### Material
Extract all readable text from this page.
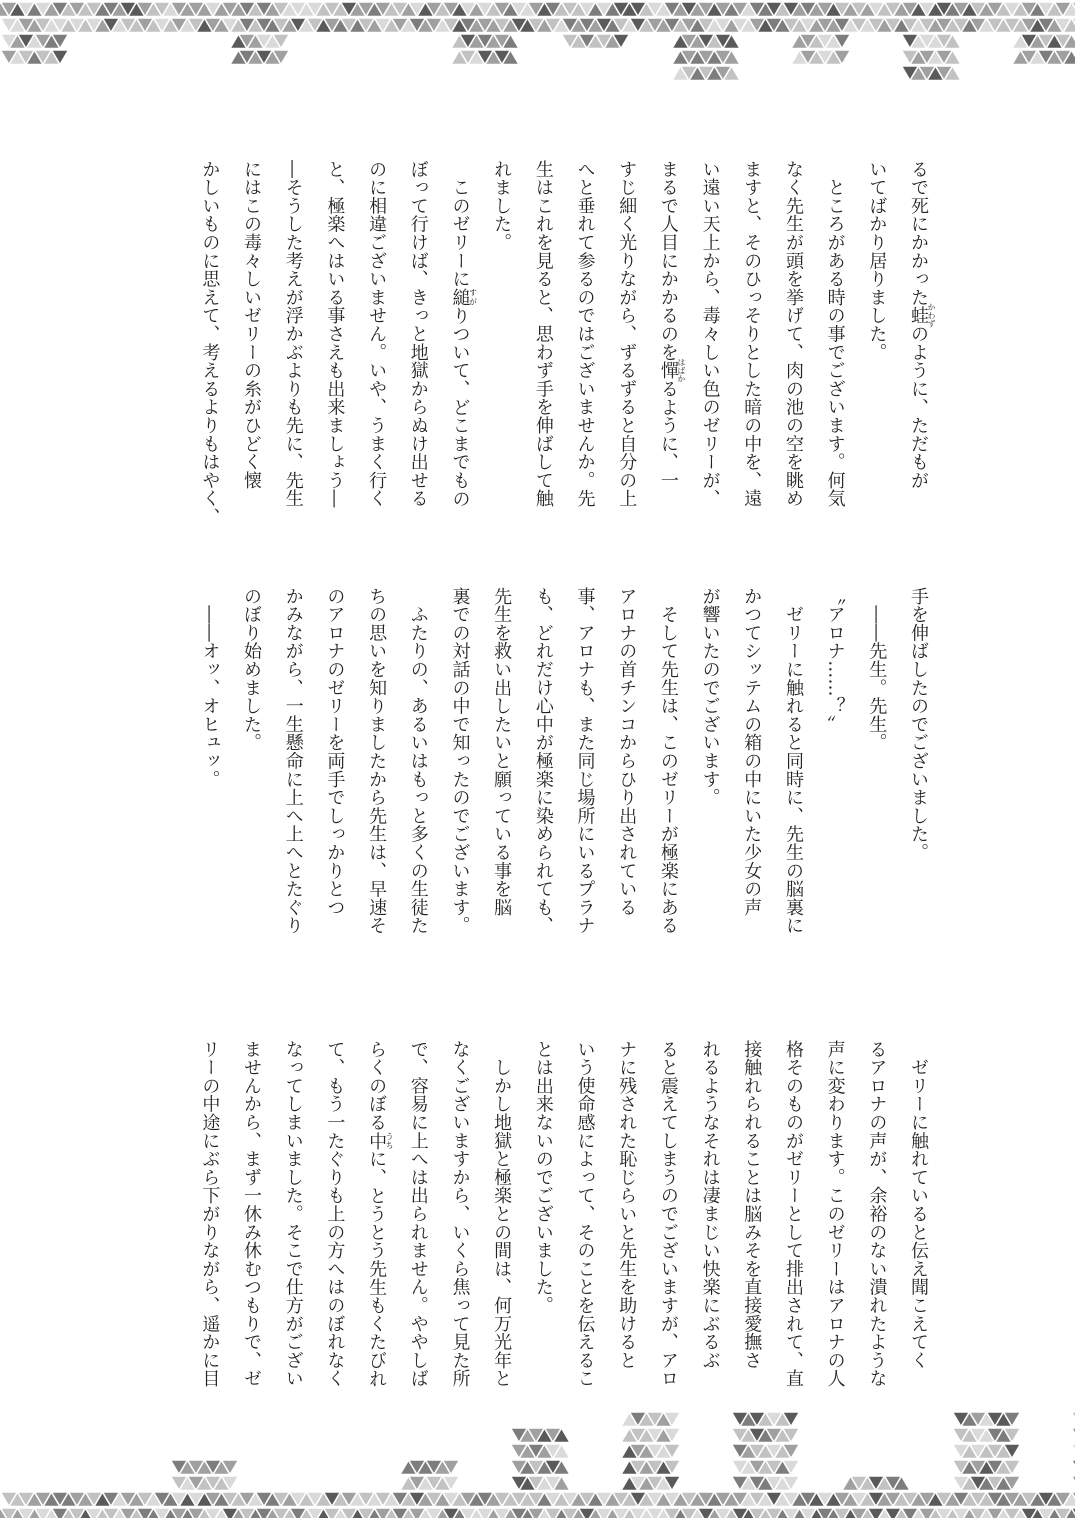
るで死にかかった蛙かわずのように、ただもが
いてばかり居りました。
　ところがある時の事でございます。何気
なく先生が頭を挙げて、肉の池の空を眺め
ますと、そのひっそりとした暗の中を、遠
い遠い天上から、毒々しい色のゼリーが、
まるで人目にかかるのを憚はばかるように、一
すじ細く光りながら、ずるずると自分の上
へと垂れて参るのではございませんか。先
生はこれを見ると、思わず手を伸ばして触
れました。
　このゼリーに縋すがりついて、どこまでもの
ぼって行けば、きっと地獄からぬけ出せる
のに相違ございません。いや、うまく行く
と、極楽へはいる事さえも出来ましょう―
―そうした考えが浮かぶよりも先に、先生
にはこの毒々しいゼリーの糸がひどく懐
かしいものに思えて、考えるよりもはやく、
手を伸ばしたのでございました。
　――先生。先生。
〝アロナ……？〟
　ゼリーに触れると同時に、先生の脳裏に
かつてシッテムの箱の中にいた少女の声
が響いたのでございます。
　そして先生は、このゼリーが極楽にある
アロナの首チンコからひり出されている
事、アロナも、また同じ場所にいるプラナ
も、どれだけ心中が極楽に染められても、
先生を救い出したいと願っている事を脳
裏での対話の中で知ったのでございます。
　ふたりの、あるいはもっと多くの生徒た
ちの思いを知りましたから先生は、早速そ
のアロナのゼリーを両手でしっかりとつ
かみながら、一生懸命に上へ上へとたぐり
のぼり始めました。
　――オッ、オヒュッ。
　ゼリーに触れていると伝え聞こえてく
るアロナの声が、余裕のない潰れたような
声に変わります。このゼリーはアロナの人
格そのものがゼリーとして排出されて、直
接触れられることは脳みそを直接愛撫さ
れるようなそれは凄まじい快楽にぶるぶ
ると震えてしまうのでございますが、アロ
ナに残された恥じらいと先生を助けると
いう使命感によって、そのことを伝えるこ
とは出来ないのでございました。
　しかし地獄と極楽との間は、何万光年と
なくございますから、いくら焦って見た所
で、容易に上へは出られません。ややしば
らくのぼる中うちに、とうとう先生もくたびれ
て、もう一たぐりも上の方へはのぼれなく
なってしまいました。そこで仕方がござい
ませんから、まず一休み休むつもりで、ゼ
リーの中途にぶら下がりながら、遥かに目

### Request
Repeat each entry precisely as it appears. Leave the pictures out.

### Expected output
Extract all readable text from this page.
るで死にかかった蛙かわずのように、ただもが
いてばかり居りました。
　ところがある時の事でございます。何気
なく先生が頭を挙げて、肉の池の空を眺め
ますと、そのひっそりとした暗の中を、遠
い遠い天上から、毒々しい色のゼリーが、
まるで人目にかかるのを憚はばかるように、一
すじ細く光りながら、ずるずると自分の上
へと垂れて参るのではございませんか。先
生はこれを見ると、思わず手を伸ばして触
れました。
　このゼリーに縋すがりついて、どこまでもの
ぼって行けば、きっと地獄からぬけ出せる
のに相違ございません。いや、うまく行く
と、極楽へはいる事さえも出来ましょう―
―そうした考えが浮かぶよりも先に、先生
にはこの毒々しいゼリーの糸がひどく懐
かしいものに思えて、考えるよりもはやく、
手を伸ばしたのでございました。
　――先生。先生。
〝アロナ……？〟
　ゼリーに触れると同時に、先生の脳裏に
かつてシッテムの箱の中にいた少女の声
が響いたのでございます。
　そして先生は、このゼリーが極楽にある
アロナの首チンコからひり出されている
事、アロナも、また同じ場所にいるプラナ
も、どれだけ心中が極楽に染められても、
先生を救い出したいと願っている事を脳
裏での対話の中で知ったのでございます。
　ふたりの、あるいはもっと多くの生徒た
ちの思いを知りましたから先生は、早速そ
のアロナのゼリーを両手でしっかりとつ
かみながら、一生懸命に上へ上へとたぐり
のぼり始めました。
　――オッ、オヒュッ。
　ゼリーに触れていると伝え聞こえてく
るアロナの声が、余裕のない潰れたような
声に変わります。このゼリーはアロナの人
格そのものがゼリーとして排出されて、直
接触れられることは脳みそを直接愛撫さ
れるようなそれは凄まじい快楽にぶるぶ
ると震えてしまうのでございますが、アロ
ナに残された恥じらいと先生を助けると
いう使命感によって、そのことを伝えるこ
とは出来ないのでございました。
　しかし地獄と極楽との間は、何万光年と
なくございますから、いくら焦って見た所
で、容易に上へは出られません。ややしば
らくのぼる中うちに、とうとう先生もくたびれ
て、もう一たぐりも上の方へはのぼれなく
なってしまいました。そこで仕方がござい
ませんから、まず一休み休むつもりで、ゼ
リーの中途にぶら下がりながら、遥かに目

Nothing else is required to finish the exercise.